## EXTRACTED RECORDS
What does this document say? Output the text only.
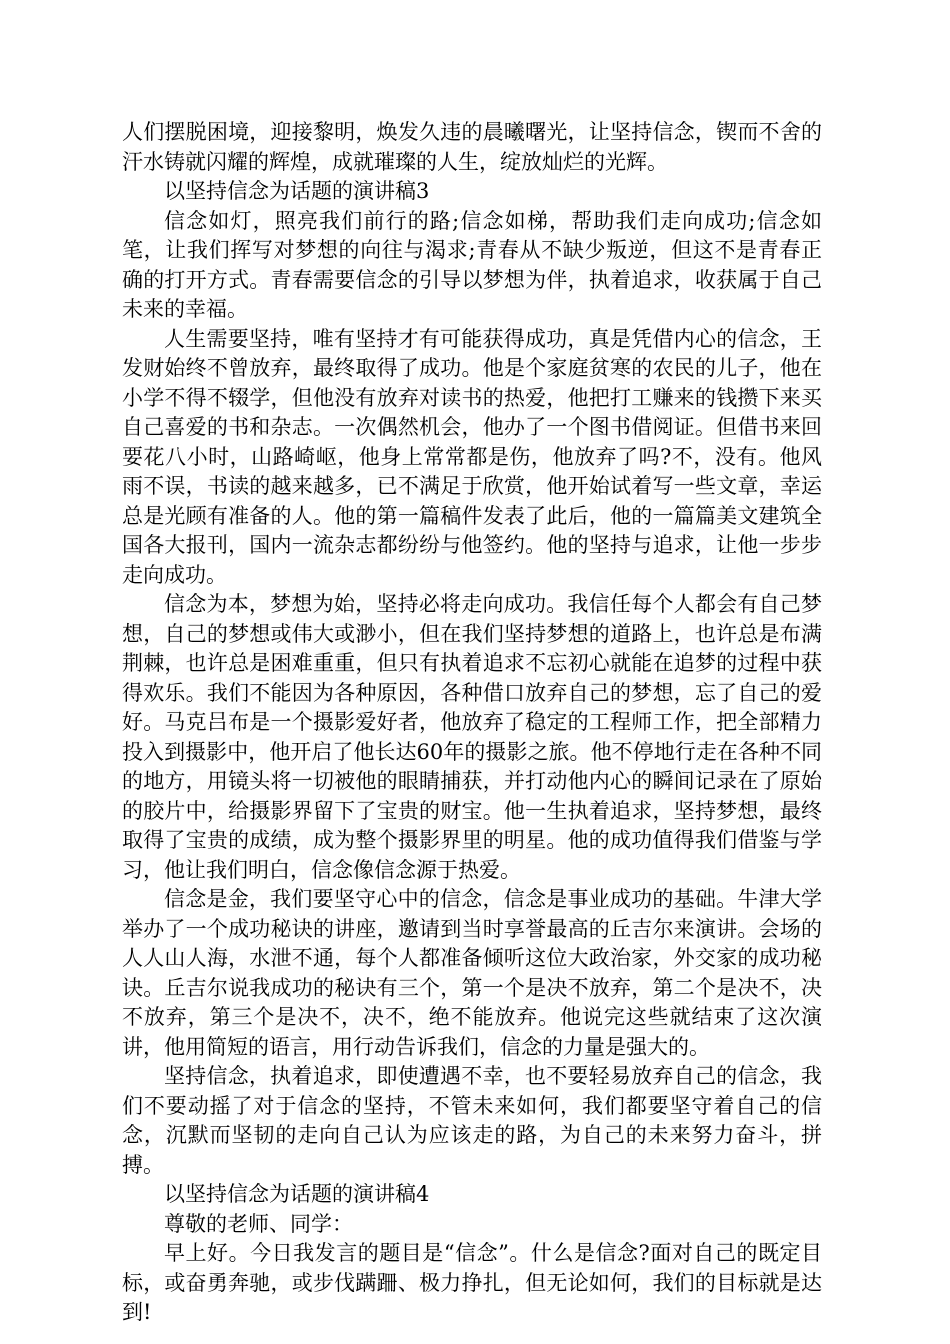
人们摆脱困境，迎接黎明，焕发久违的晨曦曙光，让坚持信念，锲而不舍的汗水铸就闪耀的辉煌，成就璀璨的人生，绽放灿烂的光辉。

以坚持信念为话题的演讲稿3

信念如灯，照亮我们前行的路;信念如梯，帮助我们走向成功;信念如笔，让我们挥写对梦想的向往与渴求;青春从不缺少叛逆，但这不是青春正确的打开方式。青春需要信念的引导以梦想为伴，执着追求，收获属于自己未来的幸福。

人生需要坚持，唯有坚持才有可能获得成功，真是凭借内心的信念，王发财始终不曾放弃，最终取得了成功。他是个家庭贫寒的农民的儿子，他在小学不得不辍学，但他没有放弃对读书的热爱，他把打工赚来的钱攒下来买自己喜爱的书和杂志。一次偶然机会，他办了一个图书借阅证。但借书来回要花八小时，山路崎岖，他身上常常都是伤，他放弃了吗?不，没有。他风雨不误，书读的越来越多，已不满足于欣赏，他开始试着写一些文章，幸运总是光顾有准备的人。他的第一篇稿件发表了此后，他的一篇篇美文建筑全国各大报刊，国内一流杂志都纷纷与他签约。他的坚持与追求，让他一步步走向成功。

信念为本，梦想为始，坚持必将走向成功。我信任每个人都会有自己梦想，自己的梦想或伟大或渺小，但在我们坚持梦想的道路上，也许总是布满荆棘，也许总是困难重重，但只有执着追求不忘初心就能在追梦的过程中获得欢乐。我们不能因为各种原因，各种借口放弃自己的梦想，忘了自己的爱好。马克吕布是一个摄影爱好者，他放弃了稳定的工程师工作，把全部精力投入到摄影中，他开启了他长达60年的摄影之旅。他不停地行走在各种不同的地方，用镜头将一切被他的眼睛捕获，并打动他内心的瞬间记录在了原始的胶片中，给摄影界留下了宝贵的财宝。他一生执着追求，坚持梦想，最终取得了宝贵的成绩，成为整个摄影界里的明星。他的成功值得我们借鉴与学习，他让我们明白，信念像信念源于热爱。

信念是金，我们要坚守心中的信念，信念是事业成功的基础。牛津大学举办了一个成功秘诀的讲座，邀请到当时享誉最高的丘吉尔来演讲。会场的人人山人海，水泄不通，每个人都准备倾听这位大政治家，外交家的成功秘诀。丘吉尔说我成功的秘诀有三个，第一个是决不放弃，第二个是决不，决不放弃，第三个是决不，决不，绝不能放弃。他说完这些就结束了这次演讲，他用简短的语言，用行动告诉我们，信念的力量是强大的。

坚持信念，执着追求，即使遭遇不幸，也不要轻易放弃自己的信念，我们不要动摇了对于信念的坚持，不管未来如何，我们都要坚守着自己的信念，沉默而坚韧的走向自己认为应该走的路，为自己的未来努力奋斗，拼搏。

以坚持信念为话题的演讲稿4

尊敬的老师、同学：

早上好。今日我发言的题目是“信念”。什么是信念?面对自己的既定目标，或奋勇奔驰，或步伐蹒跚、极力挣扎，但无论如何，我们的目标就是达到!
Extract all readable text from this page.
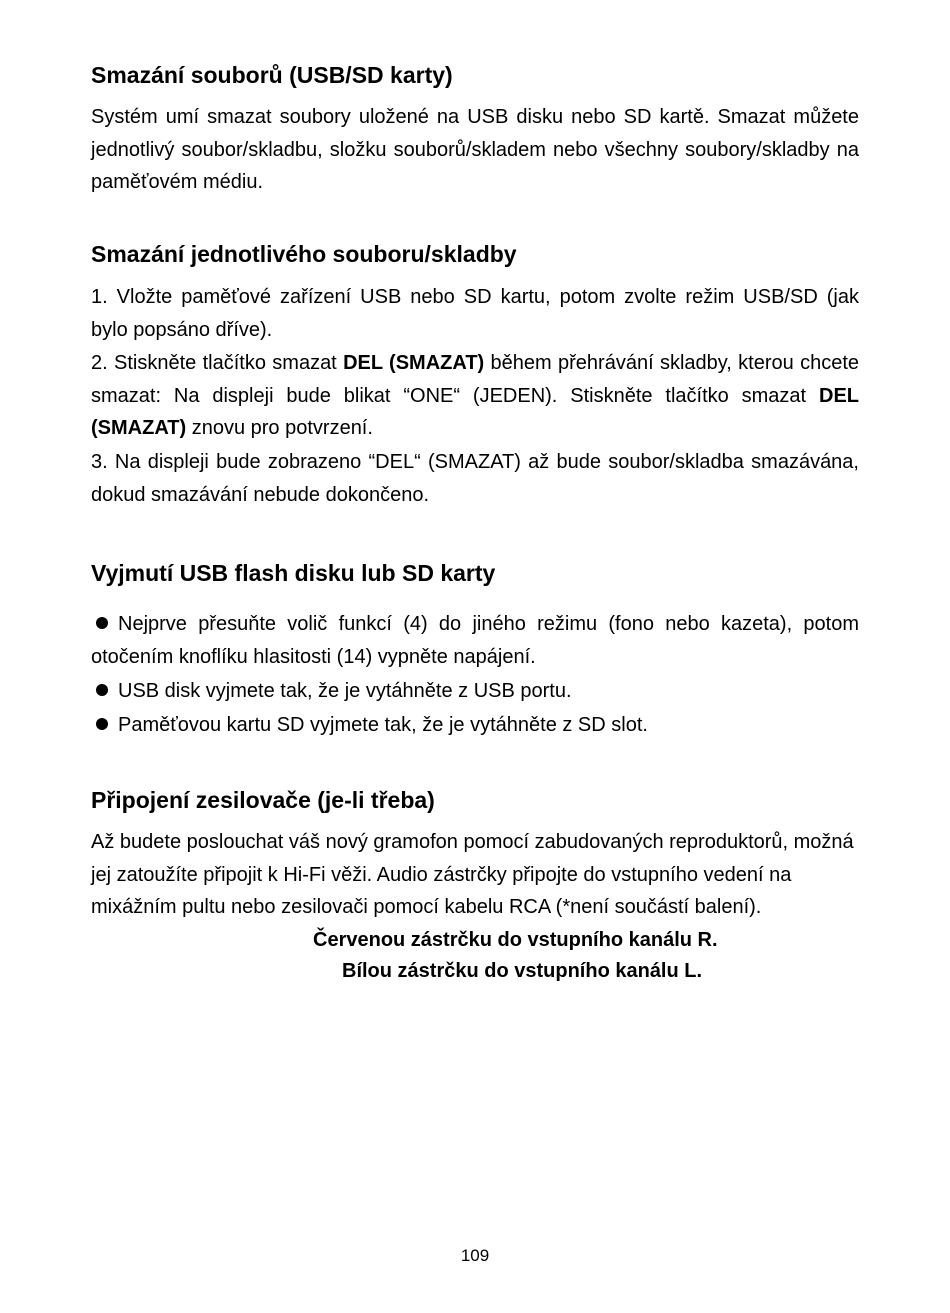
Smazání souborů (USB/SD karty)
Systém umí smazat soubory uložené na USB disku nebo SD kartě. Smazat můžete jednotlivý soubor/skladbu, složku souborů/skladem nebo všechny soubory/skladby na paměťovém médiu.
Smazání jednotlivého souboru/skladby
1. Vložte paměťové zařízení USB nebo SD kartu, potom zvolte režim USB/SD (jak bylo popsáno dříve).
2. Stiskněte tlačítko smazat DEL (SMAZAT) během přehrávání skladby, kterou chcete smazat: Na displeji bude blikat “ONE“ (JEDEN). Stiskněte tlačítko smazat DEL (SMAZAT) znovu pro potvrzení.
3. Na displeji bude zobrazeno “DEL“ (SMAZAT) až bude soubor/skladba smazávána, dokud smazávání nebude dokončeno.
Vyjmutí USB flash disku lub SD karty
Nejprve přesuňte volič funkcí (4) do jiného režimu (fono nebo kazeta), potom otočením knoflíku hlasitosti (14) vypněte napájení.
USB disk vyjmete tak, že je vytáhněte z USB portu.
Paměťovou kartu SD vyjmete tak, že je vytáhněte z SD slot.
Připojení zesilovače (je-li třeba)
Až budete poslouchat váš nový gramofon pomocí zabudovaných reproduktorů, možná jej zatoužíte připojit k Hi-Fi věži. Audio zástrčky připojte do vstupního vedení na mixážním pultu nebo zesilovači pomocí kabelu RCA (*není součástí balení).
Červenou zástrčku do vstupního kanálu R.
Bílou zástrčku do vstupního kanálu L.
109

## EXERCISE BRIEF
Your task is to retype all the entries exactly and leave out any pictures.

## FULL RESPONSE
What does this document say? Output the text only.
人们摆脱困境，迎接黎明，焕发久违的晨曦曙光，让坚持信念，锲而不舍的汗水铸就闪耀的辉煌，成就璀璨的人生，绽放灿烂的光辉。

以坚持信念为话题的演讲稿3

信念如灯，照亮我们前行的路;信念如梯，帮助我们走向成功;信念如笔，让我们挥写对梦想的向往与渴求;青春从不缺少叛逆，但这不是青春正确的打开方式。青春需要信念的引导以梦想为伴，执着追求，收获属于自己未来的幸福。

人生需要坚持，唯有坚持才有可能获得成功，真是凭借内心的信念，王发财始终不曾放弃，最终取得了成功。他是个家庭贫寒的农民的儿子，他在小学不得不辍学，但他没有放弃对读书的热爱，他把打工赚来的钱攒下来买自己喜爱的书和杂志。一次偶然机会，他办了一个图书借阅证。但借书来回要花八小时，山路崎岖，他身上常常都是伤，他放弃了吗?不，没有。他风雨不误，书读的越来越多，已不满足于欣赏，他开始试着写一些文章，幸运总是光顾有准备的人。他的第一篇稿件发表了此后，他的一篇篇美文建筑全国各大报刊，国内一流杂志都纷纷与他签约。他的坚持与追求，让他一步步走向成功。

信念为本，梦想为始，坚持必将走向成功。我信任每个人都会有自己梦想，自己的梦想或伟大或渺小，但在我们坚持梦想的道路上，也许总是布满荆棘，也许总是困难重重，但只有执着追求不忘初心就能在追梦的过程中获得欢乐。我们不能因为各种原因，各种借口放弃自己的梦想，忘了自己的爱好。马克吕布是一个摄影爱好者，他放弃了稳定的工程师工作，把全部精力投入到摄影中，他开启了他长达60年的摄影之旅。他不停地行走在各种不同的地方，用镜头将一切被他的眼睛捕获，并打动他内心的瞬间记录在了原始的胶片中，给摄影界留下了宝贵的财宝。他一生执着追求，坚持梦想，最终取得了宝贵的成绩，成为整个摄影界里的明星。他的成功值得我们借鉴与学习，他让我们明白，信念像信念源于热爱。

信念是金，我们要坚守心中的信念，信念是事业成功的基础。牛津大学举办了一个成功秘诀的讲座，邀请到当时享誉最高的丘吉尔来演讲。会场的人人山人海，水泄不通，每个人都准备倾听这位大政治家，外交家的成功秘诀。丘吉尔说我成功的秘诀有三个，第一个是决不放弃，第二个是决不，决不放弃，第三个是决不，决不，绝不能放弃。他说完这些就结束了这次演讲，他用简短的语言，用行动告诉我们，信念的力量是强大的。

坚持信念，执着追求，即使遭遇不幸，也不要轻易放弃自己的信念，我们不要动摇了对于信念的坚持，不管未来如何，我们都要坚守着自己的信念，沉默而坚韧的走向自己认为应该走的路，为自己的未来努力奋斗，拼搏。

以坚持信念为话题的演讲稿4

尊敬的老师、同学：

早上好。今日我发言的题目是“信念”。什么是信念?面对自己的既定目标，或奋勇奔驰，或步伐蹒跚、极力挣扎，但无论如何，我们的目标就是达到!
Extract all readable text from this page.
Smazání souborů (USB/SD karty)
Systém umí smazat soubory uložené na USB disku nebo SD kartě. Smazat můžete jednotlivý soubor/skladbu, složku souborů/skladem nebo všechny soubory/skladby na paměťovém médiu.
Smazání jednotlivého souboru/skladby
1. Vložte paměťové zařízení USB nebo SD kartu, potom zvolte režim USB/SD (jak bylo popsáno dříve).
2. Stiskněte tlačítko smazat DEL (SMAZAT) během přehrávání skladby, kterou chcete smazat: Na displeji bude blikat “ONE“ (JEDEN). Stiskněte tlačítko smazat DEL (SMAZAT) znovu pro potvrzení.
3. Na displeji bude zobrazeno “DEL“ (SMAZAT) až bude soubor/skladba smazávána, dokud smazávání nebude dokončeno.
Vyjmutí USB flash disku lub SD karty
Nejprve přesuňte volič funkcí (4) do jiného režimu (fono nebo kazeta), potom otočením knoflíku hlasitosti (14) vypněte napájení.
USB disk vyjmete tak, že je vytáhněte z USB portu.
Paměťovou kartu SD vyjmete tak, že je vytáhněte z SD slot.
Připojení zesilovače (je-li třeba)
Až budete poslouchat váš nový gramofon pomocí zabudovaných reproduktorů, možná jej zatoužíte připojit k Hi-Fi věži. Audio zástrčky připojte do vstupního vedení na mixážním pultu nebo zesilovači pomocí kabelu RCA (*není součástí balení).
Červenou zástrčku do vstupního kanálu R.
Bílou zástrčku do vstupního kanálu L.
109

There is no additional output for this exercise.